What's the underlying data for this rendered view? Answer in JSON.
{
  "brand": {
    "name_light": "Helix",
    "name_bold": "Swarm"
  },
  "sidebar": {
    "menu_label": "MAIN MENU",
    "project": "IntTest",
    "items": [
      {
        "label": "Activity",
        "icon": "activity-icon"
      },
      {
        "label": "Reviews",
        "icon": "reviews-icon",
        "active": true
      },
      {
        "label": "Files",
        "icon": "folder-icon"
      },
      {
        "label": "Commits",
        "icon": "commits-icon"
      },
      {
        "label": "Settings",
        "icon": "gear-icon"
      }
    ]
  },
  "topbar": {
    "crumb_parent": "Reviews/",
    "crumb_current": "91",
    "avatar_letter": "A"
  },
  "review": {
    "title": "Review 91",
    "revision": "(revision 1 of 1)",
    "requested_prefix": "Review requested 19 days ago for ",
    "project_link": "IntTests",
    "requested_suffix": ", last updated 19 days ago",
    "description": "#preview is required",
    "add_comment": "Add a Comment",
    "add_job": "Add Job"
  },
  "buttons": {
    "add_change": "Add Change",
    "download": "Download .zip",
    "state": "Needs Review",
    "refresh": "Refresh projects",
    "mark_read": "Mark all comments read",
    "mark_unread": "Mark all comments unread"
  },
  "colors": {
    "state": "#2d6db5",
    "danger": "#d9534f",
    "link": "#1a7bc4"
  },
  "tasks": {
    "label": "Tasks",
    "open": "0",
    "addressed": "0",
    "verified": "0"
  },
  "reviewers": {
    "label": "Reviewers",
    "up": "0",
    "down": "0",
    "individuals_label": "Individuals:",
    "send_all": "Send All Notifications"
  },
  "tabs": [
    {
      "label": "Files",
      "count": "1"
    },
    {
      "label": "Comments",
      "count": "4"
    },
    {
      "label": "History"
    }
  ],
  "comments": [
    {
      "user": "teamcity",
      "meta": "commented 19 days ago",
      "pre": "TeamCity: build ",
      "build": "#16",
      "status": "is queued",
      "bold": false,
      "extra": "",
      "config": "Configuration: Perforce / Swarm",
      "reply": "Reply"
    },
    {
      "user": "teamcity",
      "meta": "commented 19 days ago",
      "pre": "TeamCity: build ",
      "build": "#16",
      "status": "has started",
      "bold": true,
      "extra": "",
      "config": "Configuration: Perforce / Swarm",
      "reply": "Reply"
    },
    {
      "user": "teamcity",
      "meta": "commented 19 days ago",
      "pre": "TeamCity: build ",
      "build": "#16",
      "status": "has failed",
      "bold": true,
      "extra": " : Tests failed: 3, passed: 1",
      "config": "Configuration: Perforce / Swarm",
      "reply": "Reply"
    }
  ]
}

▸ Task description
Reproduce each entry from the records above, character for character.

▸ Solution to the exercise
What's the underlying data for this rendered view? Answer in JSON.
{
  "brand": {
    "name_light": "Helix",
    "name_bold": "Swarm"
  },
  "sidebar": {
    "menu_label": "MAIN MENU",
    "project": "IntTest",
    "items": [
      {
        "label": "Activity",
        "icon": "activity-icon"
      },
      {
        "label": "Reviews",
        "icon": "reviews-icon",
        "active": true
      },
      {
        "label": "Files",
        "icon": "folder-icon"
      },
      {
        "label": "Commits",
        "icon": "commits-icon"
      },
      {
        "label": "Settings",
        "icon": "gear-icon"
      }
    ]
  },
  "topbar": {
    "crumb_parent": "Reviews/",
    "crumb_current": "91",
    "avatar_letter": "A"
  },
  "review": {
    "title": "Review 91",
    "revision": "(revision 1 of 1)",
    "requested_prefix": "Review requested 19 days ago for ",
    "project_link": "IntTests",
    "requested_suffix": ", last updated 19 days ago",
    "description": "#preview is required",
    "add_comment": "Add a Comment",
    "add_job": "Add Job"
  },
  "buttons": {
    "add_change": "Add Change",
    "download": "Download .zip",
    "state": "Needs Review",
    "refresh": "Refresh projects",
    "mark_read": "Mark all comments read",
    "mark_unread": "Mark all comments unread"
  },
  "colors": {
    "state": "#2d6db5",
    "danger": "#d9534f",
    "link": "#1a7bc4"
  },
  "tasks": {
    "label": "Tasks",
    "open": "0",
    "addressed": "0",
    "verified": "0"
  },
  "reviewers": {
    "label": "Reviewers",
    "up": "0",
    "down": "0",
    "individuals_label": "Individuals:",
    "send_all": "Send All Notifications"
  },
  "tabs": [
    {
      "label": "Files",
      "count": "1"
    },
    {
      "label": "Comments",
      "count": "4"
    },
    {
      "label": "History"
    }
  ],
  "comments": [
    {
      "user": "teamcity",
      "meta": "commented 19 days ago",
      "pre": "TeamCity: build ",
      "build": "#16",
      "status": "is queued",
      "bold": false,
      "extra": "",
      "config": "Configuration: Perforce / Swarm",
      "reply": "Reply"
    },
    {
      "user": "teamcity",
      "meta": "commented 19 days ago",
      "pre": "TeamCity: build ",
      "build": "#16",
      "status": "has started",
      "bold": true,
      "extra": "",
      "config": "Configuration: Perforce / Swarm",
      "reply": "Reply"
    },
    {
      "user": "teamcity",
      "meta": "commented 19 days ago",
      "pre": "TeamCity: build ",
      "build": "#16",
      "status": "has failed",
      "bold": true,
      "extra": " : Tests failed: 3, passed: 1",
      "config": "Configuration: Perforce / Swarm",
      "reply": "Reply"
    }
  ]
}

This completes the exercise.